━━━━━ ROWS

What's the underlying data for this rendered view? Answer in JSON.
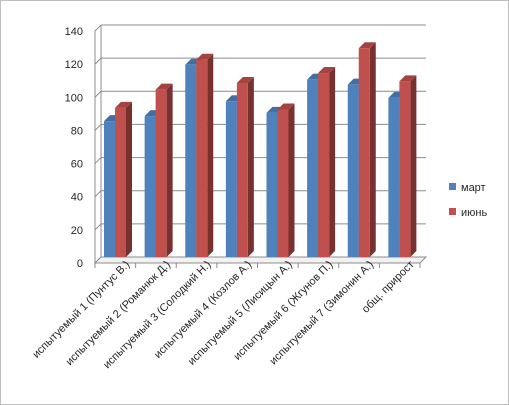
{
  "chart_data": {
    "type": "bar",
    "categories": [
      "испытуемый 1 (Пунтус В.)",
      "испытуемый 2 (Романюк Д.)",
      "испытуемый 3 (Солодкий Н.)",
      "испытуемый 4 (Козлов А.)",
      "испытуемый 5 (Лисицын А.)",
      "испытуемый 6 (Жгунов П.)",
      "испытуемый 7 (Зимонин А.)",
      "общ. прирост"
    ],
    "series": [
      {
        "name": "март",
        "color": "#4f81bd",
        "values": [
          82,
          85,
          116,
          94,
          87,
          107,
          104,
          96
        ]
      },
      {
        "name": "июнь",
        "color": "#c0504d",
        "values": [
          90,
          101,
          119,
          105,
          89,
          111,
          126,
          106
        ]
      }
    ],
    "ylim": [
      0,
      140
    ],
    "yticks": [
      "0",
      "20",
      "40",
      "60",
      "80",
      "100",
      "120",
      "140"
    ],
    "grid": true,
    "legend_position": "right",
    "style": "3d-clustered-column"
  }
}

━━━━━━━━━━

**PROBLEM DETAILS:** Copy the records above exactly. The pictures are not part of the copy.

**EXPECTED ANSWER:**
What's the underlying data for this rendered view? Answer in JSON.
{
  "chart_data": {
    "type": "bar",
    "categories": [
      "испытуемый 1 (Пунтус В.)",
      "испытуемый 2 (Романюк Д.)",
      "испытуемый 3 (Солодкий Н.)",
      "испытуемый 4 (Козлов А.)",
      "испытуемый 5 (Лисицын А.)",
      "испытуемый 6 (Жгунов П.)",
      "испытуемый 7 (Зимонин А.)",
      "общ. прирост"
    ],
    "series": [
      {
        "name": "март",
        "color": "#4f81bd",
        "values": [
          82,
          85,
          116,
          94,
          87,
          107,
          104,
          96
        ]
      },
      {
        "name": "июнь",
        "color": "#c0504d",
        "values": [
          90,
          101,
          119,
          105,
          89,
          111,
          126,
          106
        ]
      }
    ],
    "ylim": [
      0,
      140
    ],
    "yticks": [
      "0",
      "20",
      "40",
      "60",
      "80",
      "100",
      "120",
      "140"
    ],
    "grid": true,
    "legend_position": "right",
    "style": "3d-clustered-column"
  }
}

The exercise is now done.